----- ОТРЫВОК ТЕКСТА -----
Любопытно, закон какой-то вывелся – моя книжка прочитывается безотрывно, залпом до трёх утра, именно до трёх утра.

6. Разговаривал с Хейфецем. С 23 февраля по 9 марта «Павел I» в Германии. Пока не точно еще, завтра должны прилететь немцы и рассудить.

7. Сказать Сереже моему, чтоб приготовил все мои фильмы к Парижу, кассету с собранием и пр. А также 50-летие и байки. В общем, всё.

Дениса мне жалко что-то. Какой-то нелепый и, в сущности, несчастный он. Я бы счастлив был, зная, что он больше всего на свете любит свою жену, когда любишь – ты не одинок, ты – могуч, тебе никто не нужен, даже слава земная. Милый мой, добрый и хороший мальчик, наивный и совестливый – жалко ему бабушку – «Папа, можно Алла у тебя поживет»… – жалко маму – мать может вообще закрыть на замок свою комнату, ведь это ее комната. А почему бы однокомнатную Лёнькину не отдать молодым, а тем вернуться в эту?! Было бы справедливо и удобно всем. Лёнечка с тещенькой не хочет, ах ты еб твою мать? А доченька со старенькой маменькой… внука оставит… так пускай уж и жену… в трехкомнатную квартиру.

Проведать Адель. Свезти ей Дневники.

Малышевская вчера сказала, что Кулик сообщил ей о статье в «Известиях». По телефону я слышал звонок в дверь – это Саша Кулик приехал рассказать ей об оргазме.
-----
Ответьте по отрывку текста:
(a) До какого часа, по словам автора, читают его книжку?
(b) С какого и по какое число «Павел I» будет в Германии?
(c) Что автор хочет свезти Адель?
Записи здесь не нужны.
----- СПИСОК ЗАПИСЕЙ -----
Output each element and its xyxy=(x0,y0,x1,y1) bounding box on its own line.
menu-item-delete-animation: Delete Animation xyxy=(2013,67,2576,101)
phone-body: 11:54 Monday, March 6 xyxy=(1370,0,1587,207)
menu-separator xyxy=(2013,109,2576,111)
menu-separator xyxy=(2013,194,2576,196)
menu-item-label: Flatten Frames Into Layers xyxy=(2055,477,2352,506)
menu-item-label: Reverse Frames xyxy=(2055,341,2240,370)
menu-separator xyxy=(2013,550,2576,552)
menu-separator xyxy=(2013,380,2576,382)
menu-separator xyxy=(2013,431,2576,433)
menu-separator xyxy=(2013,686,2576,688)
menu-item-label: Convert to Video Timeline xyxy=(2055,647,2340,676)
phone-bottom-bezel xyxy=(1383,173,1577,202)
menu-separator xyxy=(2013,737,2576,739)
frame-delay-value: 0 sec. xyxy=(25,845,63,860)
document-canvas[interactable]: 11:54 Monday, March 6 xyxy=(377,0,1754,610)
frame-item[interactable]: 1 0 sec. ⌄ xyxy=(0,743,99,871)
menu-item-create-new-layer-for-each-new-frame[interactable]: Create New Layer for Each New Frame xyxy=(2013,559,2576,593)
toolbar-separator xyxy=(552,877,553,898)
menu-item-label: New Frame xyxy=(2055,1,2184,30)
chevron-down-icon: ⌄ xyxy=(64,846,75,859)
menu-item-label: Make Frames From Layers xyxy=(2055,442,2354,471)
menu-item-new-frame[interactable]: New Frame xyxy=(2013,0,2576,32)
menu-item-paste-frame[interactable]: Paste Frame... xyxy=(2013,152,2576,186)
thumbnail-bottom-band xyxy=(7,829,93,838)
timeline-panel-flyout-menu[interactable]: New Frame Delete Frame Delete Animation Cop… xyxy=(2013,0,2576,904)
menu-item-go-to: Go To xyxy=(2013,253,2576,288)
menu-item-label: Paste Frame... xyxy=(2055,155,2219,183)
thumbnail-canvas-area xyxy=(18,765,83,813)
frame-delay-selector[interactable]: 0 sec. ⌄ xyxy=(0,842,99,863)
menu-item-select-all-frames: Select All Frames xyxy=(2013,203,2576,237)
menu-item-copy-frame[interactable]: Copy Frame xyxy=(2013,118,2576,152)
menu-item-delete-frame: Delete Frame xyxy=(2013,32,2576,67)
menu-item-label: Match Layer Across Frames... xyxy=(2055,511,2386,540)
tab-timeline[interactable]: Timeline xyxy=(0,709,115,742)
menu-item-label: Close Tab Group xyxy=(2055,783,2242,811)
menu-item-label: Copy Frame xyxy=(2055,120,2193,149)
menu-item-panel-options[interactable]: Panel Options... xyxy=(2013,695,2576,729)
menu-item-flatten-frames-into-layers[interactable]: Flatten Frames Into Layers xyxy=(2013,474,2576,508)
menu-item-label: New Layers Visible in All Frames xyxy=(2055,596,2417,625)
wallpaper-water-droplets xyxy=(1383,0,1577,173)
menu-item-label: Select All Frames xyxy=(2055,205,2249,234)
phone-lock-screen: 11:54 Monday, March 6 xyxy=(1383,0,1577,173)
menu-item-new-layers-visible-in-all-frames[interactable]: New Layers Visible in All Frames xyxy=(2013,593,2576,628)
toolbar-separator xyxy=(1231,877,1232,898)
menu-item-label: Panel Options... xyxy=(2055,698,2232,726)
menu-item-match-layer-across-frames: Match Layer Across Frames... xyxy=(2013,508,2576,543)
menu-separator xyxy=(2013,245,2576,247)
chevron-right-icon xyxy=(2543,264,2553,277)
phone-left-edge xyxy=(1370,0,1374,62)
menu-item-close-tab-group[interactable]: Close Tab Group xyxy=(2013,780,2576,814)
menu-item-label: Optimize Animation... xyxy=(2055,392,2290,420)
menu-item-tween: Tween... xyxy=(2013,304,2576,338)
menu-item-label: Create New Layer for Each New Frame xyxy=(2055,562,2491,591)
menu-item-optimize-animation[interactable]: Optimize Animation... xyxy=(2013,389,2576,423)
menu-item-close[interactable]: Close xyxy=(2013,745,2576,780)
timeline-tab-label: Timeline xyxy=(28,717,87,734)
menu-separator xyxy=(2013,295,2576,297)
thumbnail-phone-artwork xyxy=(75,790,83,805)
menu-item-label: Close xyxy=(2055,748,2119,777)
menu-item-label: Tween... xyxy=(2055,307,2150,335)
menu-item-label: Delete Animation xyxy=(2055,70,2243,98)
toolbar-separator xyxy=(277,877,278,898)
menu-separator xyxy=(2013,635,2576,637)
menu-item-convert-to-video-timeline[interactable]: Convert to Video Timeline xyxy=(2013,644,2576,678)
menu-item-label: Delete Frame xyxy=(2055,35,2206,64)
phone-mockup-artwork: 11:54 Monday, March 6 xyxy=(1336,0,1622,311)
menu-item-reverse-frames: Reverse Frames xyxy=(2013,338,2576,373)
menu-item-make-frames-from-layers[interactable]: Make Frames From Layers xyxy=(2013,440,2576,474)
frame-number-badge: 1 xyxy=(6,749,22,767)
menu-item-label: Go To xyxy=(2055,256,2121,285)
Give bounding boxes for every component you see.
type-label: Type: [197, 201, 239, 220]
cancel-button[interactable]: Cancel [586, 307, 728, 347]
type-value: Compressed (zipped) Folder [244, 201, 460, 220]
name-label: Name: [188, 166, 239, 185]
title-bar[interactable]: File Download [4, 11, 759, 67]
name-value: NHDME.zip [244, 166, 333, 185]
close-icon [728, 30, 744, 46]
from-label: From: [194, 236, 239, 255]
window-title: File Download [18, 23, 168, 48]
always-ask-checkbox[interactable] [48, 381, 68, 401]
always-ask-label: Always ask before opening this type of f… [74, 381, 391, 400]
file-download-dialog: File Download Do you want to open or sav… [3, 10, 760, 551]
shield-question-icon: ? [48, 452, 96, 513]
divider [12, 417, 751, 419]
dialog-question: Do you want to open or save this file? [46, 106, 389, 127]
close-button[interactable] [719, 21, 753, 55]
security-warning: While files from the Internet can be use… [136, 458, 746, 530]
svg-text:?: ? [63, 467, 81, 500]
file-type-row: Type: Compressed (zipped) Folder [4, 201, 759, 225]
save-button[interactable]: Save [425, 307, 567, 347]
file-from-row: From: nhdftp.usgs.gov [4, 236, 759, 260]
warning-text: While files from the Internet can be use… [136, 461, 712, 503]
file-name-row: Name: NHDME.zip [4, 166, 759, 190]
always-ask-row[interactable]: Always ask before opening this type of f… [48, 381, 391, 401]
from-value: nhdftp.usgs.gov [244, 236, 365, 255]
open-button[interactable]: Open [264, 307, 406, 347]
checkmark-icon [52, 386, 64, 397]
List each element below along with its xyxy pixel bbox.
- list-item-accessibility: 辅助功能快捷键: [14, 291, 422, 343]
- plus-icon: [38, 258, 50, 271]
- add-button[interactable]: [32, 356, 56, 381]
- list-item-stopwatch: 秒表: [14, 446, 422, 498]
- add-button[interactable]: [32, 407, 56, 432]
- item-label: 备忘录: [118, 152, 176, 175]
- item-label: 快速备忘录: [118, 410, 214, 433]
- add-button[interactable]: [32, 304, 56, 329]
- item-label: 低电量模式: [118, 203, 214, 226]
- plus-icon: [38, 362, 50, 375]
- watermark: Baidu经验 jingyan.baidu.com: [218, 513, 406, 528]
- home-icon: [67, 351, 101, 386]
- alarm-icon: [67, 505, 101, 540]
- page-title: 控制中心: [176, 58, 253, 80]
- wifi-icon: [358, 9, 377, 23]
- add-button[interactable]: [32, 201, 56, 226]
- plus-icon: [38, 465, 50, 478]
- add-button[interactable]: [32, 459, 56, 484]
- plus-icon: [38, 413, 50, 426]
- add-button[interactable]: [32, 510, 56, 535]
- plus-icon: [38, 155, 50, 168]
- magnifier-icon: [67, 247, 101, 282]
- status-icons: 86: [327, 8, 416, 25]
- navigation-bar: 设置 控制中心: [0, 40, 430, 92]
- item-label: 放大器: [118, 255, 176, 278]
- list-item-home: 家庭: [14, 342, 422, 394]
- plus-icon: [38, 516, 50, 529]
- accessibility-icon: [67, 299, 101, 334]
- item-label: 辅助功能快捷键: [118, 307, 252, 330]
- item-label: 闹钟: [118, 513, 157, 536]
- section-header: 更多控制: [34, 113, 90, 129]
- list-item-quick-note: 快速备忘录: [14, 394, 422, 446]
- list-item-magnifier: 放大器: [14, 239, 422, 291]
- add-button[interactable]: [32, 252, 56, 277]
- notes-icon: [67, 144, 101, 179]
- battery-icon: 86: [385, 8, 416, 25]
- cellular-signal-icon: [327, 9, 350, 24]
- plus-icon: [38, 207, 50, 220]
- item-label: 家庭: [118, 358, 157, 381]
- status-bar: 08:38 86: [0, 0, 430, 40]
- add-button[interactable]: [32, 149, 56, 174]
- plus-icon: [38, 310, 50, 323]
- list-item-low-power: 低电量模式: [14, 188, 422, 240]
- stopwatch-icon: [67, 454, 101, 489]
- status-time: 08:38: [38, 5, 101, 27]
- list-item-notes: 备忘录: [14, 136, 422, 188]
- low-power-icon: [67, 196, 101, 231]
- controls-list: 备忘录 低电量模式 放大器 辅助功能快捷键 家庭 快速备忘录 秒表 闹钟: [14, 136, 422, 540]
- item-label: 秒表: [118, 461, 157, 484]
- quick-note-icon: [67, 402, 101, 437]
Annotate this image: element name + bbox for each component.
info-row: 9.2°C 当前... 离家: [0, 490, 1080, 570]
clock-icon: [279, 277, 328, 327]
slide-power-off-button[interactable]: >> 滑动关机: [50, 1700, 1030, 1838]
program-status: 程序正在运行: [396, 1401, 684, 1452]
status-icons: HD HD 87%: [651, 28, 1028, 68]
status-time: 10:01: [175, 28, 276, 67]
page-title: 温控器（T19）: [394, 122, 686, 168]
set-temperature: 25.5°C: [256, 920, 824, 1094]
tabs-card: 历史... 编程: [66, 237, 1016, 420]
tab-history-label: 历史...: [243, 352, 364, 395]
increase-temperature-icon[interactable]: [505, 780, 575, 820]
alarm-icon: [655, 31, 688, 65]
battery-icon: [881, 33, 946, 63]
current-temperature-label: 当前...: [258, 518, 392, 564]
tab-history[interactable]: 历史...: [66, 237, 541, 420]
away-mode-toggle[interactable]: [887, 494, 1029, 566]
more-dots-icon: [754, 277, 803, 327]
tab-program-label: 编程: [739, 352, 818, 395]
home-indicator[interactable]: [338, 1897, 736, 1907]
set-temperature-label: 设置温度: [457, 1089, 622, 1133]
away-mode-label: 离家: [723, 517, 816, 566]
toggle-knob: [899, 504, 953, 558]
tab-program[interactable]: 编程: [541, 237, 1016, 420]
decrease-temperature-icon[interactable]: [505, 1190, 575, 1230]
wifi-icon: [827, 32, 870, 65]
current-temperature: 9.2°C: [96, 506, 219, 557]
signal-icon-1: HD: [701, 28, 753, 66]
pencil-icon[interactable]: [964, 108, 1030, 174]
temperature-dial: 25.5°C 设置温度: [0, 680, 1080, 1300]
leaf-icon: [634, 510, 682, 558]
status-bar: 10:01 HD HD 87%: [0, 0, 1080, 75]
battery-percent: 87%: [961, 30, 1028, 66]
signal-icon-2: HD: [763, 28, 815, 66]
-----
ПИСЬМЕННЫЙ ОТВЕТ:
(a) До трёх утра.
(b) С 23 февраля по 9 марта.
(c) Дневники.